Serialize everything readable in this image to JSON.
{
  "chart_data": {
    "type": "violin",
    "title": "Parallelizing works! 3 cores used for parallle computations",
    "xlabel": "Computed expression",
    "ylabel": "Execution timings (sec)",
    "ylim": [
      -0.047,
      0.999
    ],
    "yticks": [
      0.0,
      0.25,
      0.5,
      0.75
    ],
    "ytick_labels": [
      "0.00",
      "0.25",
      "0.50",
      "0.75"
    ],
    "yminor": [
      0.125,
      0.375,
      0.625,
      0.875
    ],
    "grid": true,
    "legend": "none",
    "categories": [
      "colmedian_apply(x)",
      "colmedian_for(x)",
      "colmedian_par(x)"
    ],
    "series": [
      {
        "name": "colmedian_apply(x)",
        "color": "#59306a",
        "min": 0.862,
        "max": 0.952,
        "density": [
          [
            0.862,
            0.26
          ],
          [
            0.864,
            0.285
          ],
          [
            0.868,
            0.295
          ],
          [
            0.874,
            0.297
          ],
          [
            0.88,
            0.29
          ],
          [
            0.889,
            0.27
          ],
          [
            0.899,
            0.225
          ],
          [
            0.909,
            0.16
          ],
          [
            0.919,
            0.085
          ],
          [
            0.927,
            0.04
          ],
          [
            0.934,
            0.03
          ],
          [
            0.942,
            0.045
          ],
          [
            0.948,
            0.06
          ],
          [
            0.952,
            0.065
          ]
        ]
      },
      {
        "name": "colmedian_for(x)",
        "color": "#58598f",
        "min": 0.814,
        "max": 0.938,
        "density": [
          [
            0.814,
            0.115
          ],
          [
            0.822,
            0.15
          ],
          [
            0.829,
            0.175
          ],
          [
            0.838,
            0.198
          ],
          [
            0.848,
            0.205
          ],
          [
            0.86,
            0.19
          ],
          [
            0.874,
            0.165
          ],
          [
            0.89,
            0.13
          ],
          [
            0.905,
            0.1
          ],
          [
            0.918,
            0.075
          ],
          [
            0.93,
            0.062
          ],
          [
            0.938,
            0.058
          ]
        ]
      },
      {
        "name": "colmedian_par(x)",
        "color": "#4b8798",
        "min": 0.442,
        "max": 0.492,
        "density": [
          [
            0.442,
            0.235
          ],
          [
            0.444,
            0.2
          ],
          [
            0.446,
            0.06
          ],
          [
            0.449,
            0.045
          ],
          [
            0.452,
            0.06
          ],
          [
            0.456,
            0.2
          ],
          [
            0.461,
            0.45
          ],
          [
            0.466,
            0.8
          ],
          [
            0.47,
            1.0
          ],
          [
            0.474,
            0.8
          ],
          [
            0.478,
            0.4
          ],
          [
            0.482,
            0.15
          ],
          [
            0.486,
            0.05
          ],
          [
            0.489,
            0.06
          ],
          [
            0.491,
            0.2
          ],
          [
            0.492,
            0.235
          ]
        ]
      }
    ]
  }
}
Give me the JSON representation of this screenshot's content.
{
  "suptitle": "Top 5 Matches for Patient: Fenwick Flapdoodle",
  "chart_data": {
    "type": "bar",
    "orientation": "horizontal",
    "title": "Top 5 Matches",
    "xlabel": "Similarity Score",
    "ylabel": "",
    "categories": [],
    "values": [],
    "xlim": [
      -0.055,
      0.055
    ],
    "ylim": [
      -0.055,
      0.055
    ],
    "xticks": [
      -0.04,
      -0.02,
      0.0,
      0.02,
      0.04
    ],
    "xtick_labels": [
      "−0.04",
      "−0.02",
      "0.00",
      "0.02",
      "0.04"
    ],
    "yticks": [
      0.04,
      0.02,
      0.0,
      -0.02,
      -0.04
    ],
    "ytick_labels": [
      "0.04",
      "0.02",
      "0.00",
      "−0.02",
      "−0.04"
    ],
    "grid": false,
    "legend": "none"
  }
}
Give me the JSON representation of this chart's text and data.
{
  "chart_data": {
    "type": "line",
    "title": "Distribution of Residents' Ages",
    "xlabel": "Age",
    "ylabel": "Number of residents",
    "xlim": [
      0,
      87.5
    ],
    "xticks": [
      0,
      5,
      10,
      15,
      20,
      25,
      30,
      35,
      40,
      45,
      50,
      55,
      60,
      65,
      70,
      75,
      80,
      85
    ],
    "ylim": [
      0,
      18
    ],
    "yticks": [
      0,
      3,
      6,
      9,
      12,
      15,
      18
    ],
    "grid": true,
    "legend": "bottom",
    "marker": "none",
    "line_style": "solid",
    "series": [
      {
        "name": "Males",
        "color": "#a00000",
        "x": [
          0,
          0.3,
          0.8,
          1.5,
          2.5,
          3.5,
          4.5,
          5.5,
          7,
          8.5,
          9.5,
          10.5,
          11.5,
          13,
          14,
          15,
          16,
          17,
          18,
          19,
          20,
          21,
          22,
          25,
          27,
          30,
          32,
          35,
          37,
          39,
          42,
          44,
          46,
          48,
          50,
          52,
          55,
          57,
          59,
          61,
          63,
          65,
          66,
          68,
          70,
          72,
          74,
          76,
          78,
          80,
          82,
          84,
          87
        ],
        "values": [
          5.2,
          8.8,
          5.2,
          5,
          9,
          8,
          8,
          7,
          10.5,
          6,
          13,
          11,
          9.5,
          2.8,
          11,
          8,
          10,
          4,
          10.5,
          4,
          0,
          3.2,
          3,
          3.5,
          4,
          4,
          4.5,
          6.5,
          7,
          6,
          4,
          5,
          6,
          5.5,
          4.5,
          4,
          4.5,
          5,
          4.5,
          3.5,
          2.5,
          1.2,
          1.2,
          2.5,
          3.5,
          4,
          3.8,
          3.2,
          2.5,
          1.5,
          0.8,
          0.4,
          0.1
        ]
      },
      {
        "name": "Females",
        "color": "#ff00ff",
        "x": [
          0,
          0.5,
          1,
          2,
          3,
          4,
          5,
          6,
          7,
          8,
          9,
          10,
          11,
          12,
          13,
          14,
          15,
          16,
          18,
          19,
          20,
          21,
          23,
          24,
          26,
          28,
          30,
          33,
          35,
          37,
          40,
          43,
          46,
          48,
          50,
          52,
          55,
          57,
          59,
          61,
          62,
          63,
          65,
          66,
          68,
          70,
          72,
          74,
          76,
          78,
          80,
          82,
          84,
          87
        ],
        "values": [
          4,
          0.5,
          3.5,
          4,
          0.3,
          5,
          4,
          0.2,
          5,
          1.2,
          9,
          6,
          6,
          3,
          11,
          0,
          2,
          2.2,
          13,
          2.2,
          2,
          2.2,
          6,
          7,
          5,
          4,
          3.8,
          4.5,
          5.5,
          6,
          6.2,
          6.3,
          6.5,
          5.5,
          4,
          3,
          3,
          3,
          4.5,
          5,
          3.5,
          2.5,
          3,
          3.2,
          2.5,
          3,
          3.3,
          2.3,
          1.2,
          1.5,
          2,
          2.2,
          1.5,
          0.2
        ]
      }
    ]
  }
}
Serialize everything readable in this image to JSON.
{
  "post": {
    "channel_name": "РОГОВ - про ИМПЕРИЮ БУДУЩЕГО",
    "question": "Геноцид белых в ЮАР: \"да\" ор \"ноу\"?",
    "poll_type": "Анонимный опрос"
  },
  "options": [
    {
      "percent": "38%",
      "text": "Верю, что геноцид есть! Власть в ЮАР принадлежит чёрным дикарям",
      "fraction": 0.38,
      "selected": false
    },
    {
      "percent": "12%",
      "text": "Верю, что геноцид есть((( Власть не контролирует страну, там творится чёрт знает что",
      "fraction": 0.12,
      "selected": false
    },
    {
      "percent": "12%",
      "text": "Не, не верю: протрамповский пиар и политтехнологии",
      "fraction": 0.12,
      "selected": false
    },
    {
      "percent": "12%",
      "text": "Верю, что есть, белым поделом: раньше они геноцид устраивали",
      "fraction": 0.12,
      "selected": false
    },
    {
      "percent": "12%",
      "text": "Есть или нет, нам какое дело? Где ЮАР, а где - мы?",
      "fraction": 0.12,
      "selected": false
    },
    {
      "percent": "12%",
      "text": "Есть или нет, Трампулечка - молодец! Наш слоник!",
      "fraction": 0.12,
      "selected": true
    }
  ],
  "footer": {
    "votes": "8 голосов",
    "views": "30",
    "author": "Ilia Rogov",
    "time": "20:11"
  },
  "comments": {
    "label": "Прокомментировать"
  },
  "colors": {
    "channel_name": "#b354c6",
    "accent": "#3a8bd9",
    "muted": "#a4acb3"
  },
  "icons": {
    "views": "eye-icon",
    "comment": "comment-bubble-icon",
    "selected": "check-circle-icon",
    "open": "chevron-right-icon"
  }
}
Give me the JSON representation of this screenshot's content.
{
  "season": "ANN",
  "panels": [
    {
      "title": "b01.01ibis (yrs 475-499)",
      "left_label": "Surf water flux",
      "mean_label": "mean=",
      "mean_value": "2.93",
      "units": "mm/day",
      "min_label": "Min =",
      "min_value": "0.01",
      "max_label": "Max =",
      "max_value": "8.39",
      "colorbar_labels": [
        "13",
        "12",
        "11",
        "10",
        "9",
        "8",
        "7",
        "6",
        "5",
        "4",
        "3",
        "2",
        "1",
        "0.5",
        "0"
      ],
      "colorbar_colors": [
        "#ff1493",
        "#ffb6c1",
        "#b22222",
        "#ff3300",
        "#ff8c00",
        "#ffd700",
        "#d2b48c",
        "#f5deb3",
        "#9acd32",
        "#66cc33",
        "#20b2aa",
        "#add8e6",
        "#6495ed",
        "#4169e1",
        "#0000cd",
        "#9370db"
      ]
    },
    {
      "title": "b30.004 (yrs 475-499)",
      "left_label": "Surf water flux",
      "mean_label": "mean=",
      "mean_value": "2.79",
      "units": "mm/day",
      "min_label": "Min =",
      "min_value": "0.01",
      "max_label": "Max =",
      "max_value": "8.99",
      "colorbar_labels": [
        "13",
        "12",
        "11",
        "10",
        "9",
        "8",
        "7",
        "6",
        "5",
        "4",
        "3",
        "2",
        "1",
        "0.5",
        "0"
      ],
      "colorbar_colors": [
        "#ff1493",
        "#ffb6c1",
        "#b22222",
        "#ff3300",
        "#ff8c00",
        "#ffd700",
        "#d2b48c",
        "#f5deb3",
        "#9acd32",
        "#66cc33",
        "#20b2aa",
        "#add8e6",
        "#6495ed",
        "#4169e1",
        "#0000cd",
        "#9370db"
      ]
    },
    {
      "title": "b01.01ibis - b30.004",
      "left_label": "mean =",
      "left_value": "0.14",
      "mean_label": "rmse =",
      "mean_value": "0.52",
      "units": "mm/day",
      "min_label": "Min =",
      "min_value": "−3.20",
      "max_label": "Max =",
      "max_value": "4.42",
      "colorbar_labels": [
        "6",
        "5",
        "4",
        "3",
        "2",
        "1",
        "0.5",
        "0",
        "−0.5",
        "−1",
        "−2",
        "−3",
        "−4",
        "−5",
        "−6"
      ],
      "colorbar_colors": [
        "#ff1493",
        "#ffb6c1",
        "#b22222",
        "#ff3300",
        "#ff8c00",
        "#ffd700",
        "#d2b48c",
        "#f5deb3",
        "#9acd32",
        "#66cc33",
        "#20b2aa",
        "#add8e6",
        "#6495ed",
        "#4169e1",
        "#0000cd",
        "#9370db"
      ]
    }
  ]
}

════════

§ **DIRECTIONS**:
Copy each line of the records that contains the word "Власть".

§ **SOLVED PROBLEM**:
      "text": "Верю, что геноцид есть! Власть в ЮАР принадлежит чёрным дикарям",
      "text": "Верю, что геноцид есть((( Власть не контролирует страну, там творится чёрт знает что",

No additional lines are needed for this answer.